** Start of Task inputs **

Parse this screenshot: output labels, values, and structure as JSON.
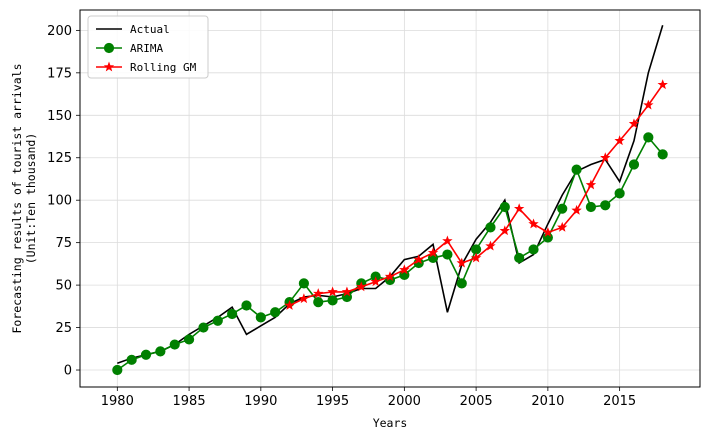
{
  "chart_data": {
    "type": "line",
    "xlabel": "Years",
    "ylabel_line1": "Forecasting results of tourist arrivals",
    "ylabel_line2": "(Unit:Ten thousand)",
    "xlim": [
      1977.4,
      2020.6
    ],
    "ylim": [
      -10,
      212
    ],
    "xticks": [
      1980,
      1985,
      1990,
      1995,
      2000,
      2005,
      2010,
      2015
    ],
    "yticks": [
      0,
      25,
      50,
      75,
      100,
      125,
      150,
      175,
      200
    ],
    "grid": true,
    "legend_position": "top-left",
    "series": [
      {
        "name": "Actual",
        "color": "#000000",
        "marker": "none",
        "points": [
          [
            1980,
            4
          ],
          [
            1981,
            7
          ],
          [
            1982,
            9
          ],
          [
            1983,
            11
          ],
          [
            1984,
            15
          ],
          [
            1985,
            21
          ],
          [
            1986,
            26
          ],
          [
            1987,
            31
          ],
          [
            1988,
            37
          ],
          [
            1989,
            21
          ],
          [
            1990,
            26
          ],
          [
            1991,
            31
          ],
          [
            1992,
            39
          ],
          [
            1993,
            43
          ],
          [
            1994,
            44
          ],
          [
            1995,
            43
          ],
          [
            1996,
            45
          ],
          [
            1997,
            48
          ],
          [
            1998,
            48
          ],
          [
            1999,
            55
          ],
          [
            2000,
            65
          ],
          [
            2001,
            67
          ],
          [
            2002,
            74
          ],
          [
            2003,
            34
          ],
          [
            2004,
            62
          ],
          [
            2005,
            77
          ],
          [
            2006,
            87
          ],
          [
            2007,
            100
          ],
          [
            2008,
            63
          ],
          [
            2009,
            68
          ],
          [
            2010,
            86
          ],
          [
            2011,
            103
          ],
          [
            2012,
            117
          ],
          [
            2013,
            121
          ],
          [
            2014,
            124
          ],
          [
            2015,
            111
          ],
          [
            2016,
            135
          ],
          [
            2017,
            175
          ],
          [
            2018,
            203
          ]
        ]
      },
      {
        "name": "ARIMA",
        "color": "#008000",
        "marker": "circle",
        "points": [
          [
            1980,
            0
          ],
          [
            1981,
            6
          ],
          [
            1982,
            9
          ],
          [
            1983,
            11
          ],
          [
            1984,
            15
          ],
          [
            1985,
            18
          ],
          [
            1986,
            25
          ],
          [
            1987,
            29
          ],
          [
            1988,
            33
          ],
          [
            1989,
            38
          ],
          [
            1990,
            31
          ],
          [
            1991,
            34
          ],
          [
            1992,
            40
          ],
          [
            1993,
            51
          ],
          [
            1994,
            40
          ],
          [
            1995,
            41
          ],
          [
            1996,
            43
          ],
          [
            1997,
            51
          ],
          [
            1998,
            55
          ],
          [
            1999,
            53
          ],
          [
            2000,
            56
          ],
          [
            2001,
            63
          ],
          [
            2002,
            66
          ],
          [
            2003,
            68
          ],
          [
            2004,
            51
          ],
          [
            2005,
            71
          ],
          [
            2006,
            84
          ],
          [
            2007,
            96
          ],
          [
            2008,
            66
          ],
          [
            2009,
            71
          ],
          [
            2010,
            78
          ],
          [
            2011,
            95
          ],
          [
            2012,
            118
          ],
          [
            2013,
            96
          ],
          [
            2014,
            97
          ],
          [
            2015,
            104
          ],
          [
            2016,
            121
          ],
          [
            2017,
            137
          ],
          [
            2018,
            127
          ]
        ]
      },
      {
        "name": "Rolling GM",
        "color": "#ff0000",
        "marker": "star",
        "points": [
          [
            1992,
            38
          ],
          [
            1993,
            42
          ],
          [
            1994,
            45
          ],
          [
            1995,
            46
          ],
          [
            1996,
            46
          ],
          [
            1997,
            49
          ],
          [
            1998,
            52
          ],
          [
            1999,
            55
          ],
          [
            2000,
            59
          ],
          [
            2001,
            65
          ],
          [
            2002,
            69
          ],
          [
            2003,
            76
          ],
          [
            2004,
            63
          ],
          [
            2005,
            66
          ],
          [
            2006,
            73
          ],
          [
            2007,
            82
          ],
          [
            2008,
            95
          ],
          [
            2009,
            86
          ],
          [
            2010,
            81
          ],
          [
            2011,
            84
          ],
          [
            2012,
            94
          ],
          [
            2013,
            109
          ],
          [
            2014,
            125
          ],
          [
            2015,
            135
          ],
          [
            2016,
            145
          ],
          [
            2017,
            156
          ],
          [
            2018,
            168
          ]
        ]
      }
    ]
  }
}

** End of Task inputs **

_What is asked_. Leave out the pictures and repeat everything else in the records exactly.

_The completed task_.
Parse this screenshot: output labels, values, and structure as JSON.
{
  "chart_data": {
    "type": "line",
    "xlabel": "Years",
    "ylabel_line1": "Forecasting results of tourist arrivals",
    "ylabel_line2": "(Unit:Ten thousand)",
    "xlim": [
      1977.4,
      2020.6
    ],
    "ylim": [
      -10,
      212
    ],
    "xticks": [
      1980,
      1985,
      1990,
      1995,
      2000,
      2005,
      2010,
      2015
    ],
    "yticks": [
      0,
      25,
      50,
      75,
      100,
      125,
      150,
      175,
      200
    ],
    "grid": true,
    "legend_position": "top-left",
    "series": [
      {
        "name": "Actual",
        "color": "#000000",
        "marker": "none",
        "points": [
          [
            1980,
            4
          ],
          [
            1981,
            7
          ],
          [
            1982,
            9
          ],
          [
            1983,
            11
          ],
          [
            1984,
            15
          ],
          [
            1985,
            21
          ],
          [
            1986,
            26
          ],
          [
            1987,
            31
          ],
          [
            1988,
            37
          ],
          [
            1989,
            21
          ],
          [
            1990,
            26
          ],
          [
            1991,
            31
          ],
          [
            1992,
            39
          ],
          [
            1993,
            43
          ],
          [
            1994,
            44
          ],
          [
            1995,
            43
          ],
          [
            1996,
            45
          ],
          [
            1997,
            48
          ],
          [
            1998,
            48
          ],
          [
            1999,
            55
          ],
          [
            2000,
            65
          ],
          [
            2001,
            67
          ],
          [
            2002,
            74
          ],
          [
            2003,
            34
          ],
          [
            2004,
            62
          ],
          [
            2005,
            77
          ],
          [
            2006,
            87
          ],
          [
            2007,
            100
          ],
          [
            2008,
            63
          ],
          [
            2009,
            68
          ],
          [
            2010,
            86
          ],
          [
            2011,
            103
          ],
          [
            2012,
            117
          ],
          [
            2013,
            121
          ],
          [
            2014,
            124
          ],
          [
            2015,
            111
          ],
          [
            2016,
            135
          ],
          [
            2017,
            175
          ],
          [
            2018,
            203
          ]
        ]
      },
      {
        "name": "ARIMA",
        "color": "#008000",
        "marker": "circle",
        "points": [
          [
            1980,
            0
          ],
          [
            1981,
            6
          ],
          [
            1982,
            9
          ],
          [
            1983,
            11
          ],
          [
            1984,
            15
          ],
          [
            1985,
            18
          ],
          [
            1986,
            25
          ],
          [
            1987,
            29
          ],
          [
            1988,
            33
          ],
          [
            1989,
            38
          ],
          [
            1990,
            31
          ],
          [
            1991,
            34
          ],
          [
            1992,
            40
          ],
          [
            1993,
            51
          ],
          [
            1994,
            40
          ],
          [
            1995,
            41
          ],
          [
            1996,
            43
          ],
          [
            1997,
            51
          ],
          [
            1998,
            55
          ],
          [
            1999,
            53
          ],
          [
            2000,
            56
          ],
          [
            2001,
            63
          ],
          [
            2002,
            66
          ],
          [
            2003,
            68
          ],
          [
            2004,
            51
          ],
          [
            2005,
            71
          ],
          [
            2006,
            84
          ],
          [
            2007,
            96
          ],
          [
            2008,
            66
          ],
          [
            2009,
            71
          ],
          [
            2010,
            78
          ],
          [
            2011,
            95
          ],
          [
            2012,
            118
          ],
          [
            2013,
            96
          ],
          [
            2014,
            97
          ],
          [
            2015,
            104
          ],
          [
            2016,
            121
          ],
          [
            2017,
            137
          ],
          [
            2018,
            127
          ]
        ]
      },
      {
        "name": "Rolling GM",
        "color": "#ff0000",
        "marker": "star",
        "points": [
          [
            1992,
            38
          ],
          [
            1993,
            42
          ],
          [
            1994,
            45
          ],
          [
            1995,
            46
          ],
          [
            1996,
            46
          ],
          [
            1997,
            49
          ],
          [
            1998,
            52
          ],
          [
            1999,
            55
          ],
          [
            2000,
            59
          ],
          [
            2001,
            65
          ],
          [
            2002,
            69
          ],
          [
            2003,
            76
          ],
          [
            2004,
            63
          ],
          [
            2005,
            66
          ],
          [
            2006,
            73
          ],
          [
            2007,
            82
          ],
          [
            2008,
            95
          ],
          [
            2009,
            86
          ],
          [
            2010,
            81
          ],
          [
            2011,
            84
          ],
          [
            2012,
            94
          ],
          [
            2013,
            109
          ],
          [
            2014,
            125
          ],
          [
            2015,
            135
          ],
          [
            2016,
            145
          ],
          [
            2017,
            156
          ],
          [
            2018,
            168
          ]
        ]
      }
    ]
  }
}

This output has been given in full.